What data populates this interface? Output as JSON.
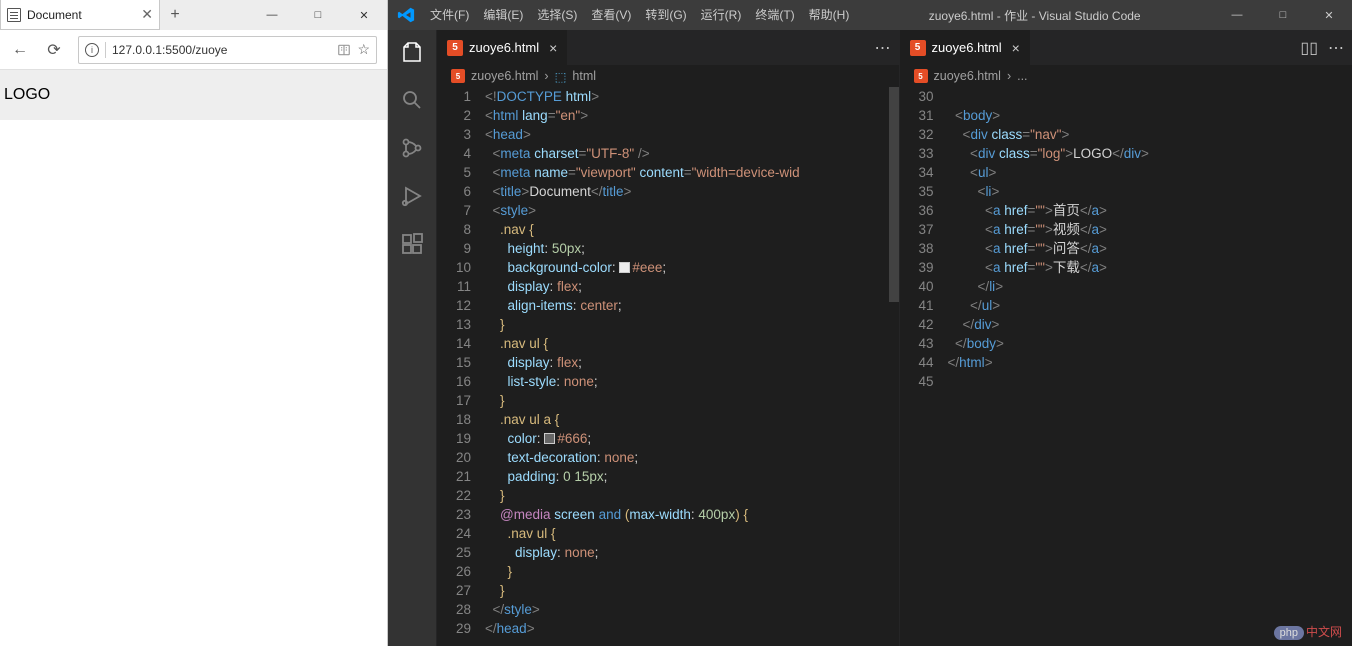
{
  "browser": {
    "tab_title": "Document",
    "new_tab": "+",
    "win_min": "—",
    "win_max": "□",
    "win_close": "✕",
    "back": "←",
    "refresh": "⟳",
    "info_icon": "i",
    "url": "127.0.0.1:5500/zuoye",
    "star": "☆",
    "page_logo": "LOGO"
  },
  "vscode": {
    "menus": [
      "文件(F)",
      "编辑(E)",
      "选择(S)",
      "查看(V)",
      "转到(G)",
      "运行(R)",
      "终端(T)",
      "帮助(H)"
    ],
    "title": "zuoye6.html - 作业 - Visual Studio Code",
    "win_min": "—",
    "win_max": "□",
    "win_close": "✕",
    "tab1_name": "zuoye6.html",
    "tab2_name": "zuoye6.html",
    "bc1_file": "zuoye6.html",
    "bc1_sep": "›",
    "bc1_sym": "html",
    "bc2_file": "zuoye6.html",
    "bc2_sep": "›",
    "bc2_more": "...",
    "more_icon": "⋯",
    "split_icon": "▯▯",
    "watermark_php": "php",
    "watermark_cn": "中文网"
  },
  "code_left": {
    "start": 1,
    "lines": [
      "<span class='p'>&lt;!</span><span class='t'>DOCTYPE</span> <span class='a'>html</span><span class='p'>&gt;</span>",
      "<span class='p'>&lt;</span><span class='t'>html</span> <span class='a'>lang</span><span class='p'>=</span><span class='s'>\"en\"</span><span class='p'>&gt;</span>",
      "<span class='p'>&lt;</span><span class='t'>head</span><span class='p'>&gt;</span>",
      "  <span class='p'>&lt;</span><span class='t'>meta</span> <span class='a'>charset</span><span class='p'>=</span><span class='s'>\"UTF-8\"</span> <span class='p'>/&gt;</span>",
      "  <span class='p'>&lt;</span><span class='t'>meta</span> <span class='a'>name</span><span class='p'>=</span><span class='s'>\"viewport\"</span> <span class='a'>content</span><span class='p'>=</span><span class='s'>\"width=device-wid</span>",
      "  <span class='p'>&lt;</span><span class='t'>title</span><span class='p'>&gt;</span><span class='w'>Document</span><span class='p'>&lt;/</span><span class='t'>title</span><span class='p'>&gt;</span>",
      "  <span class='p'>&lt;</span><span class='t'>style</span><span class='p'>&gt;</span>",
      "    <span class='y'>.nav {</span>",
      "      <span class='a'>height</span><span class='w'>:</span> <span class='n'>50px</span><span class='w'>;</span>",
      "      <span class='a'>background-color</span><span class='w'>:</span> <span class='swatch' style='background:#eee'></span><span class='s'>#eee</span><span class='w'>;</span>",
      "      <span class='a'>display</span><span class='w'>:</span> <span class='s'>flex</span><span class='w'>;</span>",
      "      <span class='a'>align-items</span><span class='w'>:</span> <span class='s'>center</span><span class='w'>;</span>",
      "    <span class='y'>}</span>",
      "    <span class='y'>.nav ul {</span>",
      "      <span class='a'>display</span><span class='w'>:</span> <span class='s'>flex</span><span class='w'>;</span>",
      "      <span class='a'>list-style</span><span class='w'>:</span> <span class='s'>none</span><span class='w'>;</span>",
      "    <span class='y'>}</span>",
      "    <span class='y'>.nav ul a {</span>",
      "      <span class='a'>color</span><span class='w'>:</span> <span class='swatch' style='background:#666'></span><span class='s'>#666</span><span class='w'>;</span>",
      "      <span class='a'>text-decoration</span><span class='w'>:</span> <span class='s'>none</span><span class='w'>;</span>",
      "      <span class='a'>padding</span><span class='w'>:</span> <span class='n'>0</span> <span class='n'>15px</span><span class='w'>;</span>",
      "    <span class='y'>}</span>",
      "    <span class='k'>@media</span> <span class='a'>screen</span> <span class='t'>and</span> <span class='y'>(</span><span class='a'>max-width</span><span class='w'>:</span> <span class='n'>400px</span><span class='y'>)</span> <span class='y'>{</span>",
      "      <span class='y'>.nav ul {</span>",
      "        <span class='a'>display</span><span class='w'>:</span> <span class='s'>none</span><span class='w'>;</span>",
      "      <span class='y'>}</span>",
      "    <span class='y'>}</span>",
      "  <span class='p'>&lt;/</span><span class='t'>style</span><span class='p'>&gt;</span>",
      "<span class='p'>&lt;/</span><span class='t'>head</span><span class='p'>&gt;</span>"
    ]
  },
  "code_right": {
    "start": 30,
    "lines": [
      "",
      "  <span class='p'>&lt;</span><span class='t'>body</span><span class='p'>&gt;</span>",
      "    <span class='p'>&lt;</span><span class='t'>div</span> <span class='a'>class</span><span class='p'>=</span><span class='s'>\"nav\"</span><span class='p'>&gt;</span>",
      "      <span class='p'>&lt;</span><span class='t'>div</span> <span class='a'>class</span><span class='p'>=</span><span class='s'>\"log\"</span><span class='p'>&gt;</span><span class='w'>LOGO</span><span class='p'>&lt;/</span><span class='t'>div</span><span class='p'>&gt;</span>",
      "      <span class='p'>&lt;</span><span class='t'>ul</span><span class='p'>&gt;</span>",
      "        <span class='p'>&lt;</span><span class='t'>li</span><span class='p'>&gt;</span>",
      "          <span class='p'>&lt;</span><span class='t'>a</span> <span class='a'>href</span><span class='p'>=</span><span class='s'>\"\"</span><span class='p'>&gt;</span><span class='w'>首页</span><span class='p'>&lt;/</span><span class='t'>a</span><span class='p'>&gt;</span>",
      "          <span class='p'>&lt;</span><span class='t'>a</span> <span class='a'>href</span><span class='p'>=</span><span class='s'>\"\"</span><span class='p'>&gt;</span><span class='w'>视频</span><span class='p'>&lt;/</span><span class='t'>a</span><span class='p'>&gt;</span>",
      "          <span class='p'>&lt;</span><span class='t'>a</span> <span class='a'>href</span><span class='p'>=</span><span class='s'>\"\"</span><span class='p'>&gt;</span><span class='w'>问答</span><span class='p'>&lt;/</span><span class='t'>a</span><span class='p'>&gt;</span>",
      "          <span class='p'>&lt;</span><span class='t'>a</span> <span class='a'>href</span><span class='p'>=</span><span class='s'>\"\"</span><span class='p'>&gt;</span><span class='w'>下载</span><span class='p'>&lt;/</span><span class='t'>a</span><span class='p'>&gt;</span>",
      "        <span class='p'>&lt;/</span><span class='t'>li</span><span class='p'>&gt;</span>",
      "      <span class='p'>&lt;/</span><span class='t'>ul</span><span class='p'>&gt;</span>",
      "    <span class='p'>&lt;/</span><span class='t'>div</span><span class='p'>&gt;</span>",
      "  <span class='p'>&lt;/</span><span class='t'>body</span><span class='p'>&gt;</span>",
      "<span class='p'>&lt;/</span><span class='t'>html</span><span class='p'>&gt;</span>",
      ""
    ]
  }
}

**Given problem**
Report each line in the data that holds the word "background".

**In response**
      "      <span class='a'>background-color</span><span class='w'>:</span> <span class='swatch' style='background:#eee'></span><span class='s'>#eee</span><span class='w'>;</span>",
      "      <span class='a'>color</span><span class='w'>:</span> <span class='swatch' style='background:#666'></span><span class='s'>#666</span><span class='w'>;</span>",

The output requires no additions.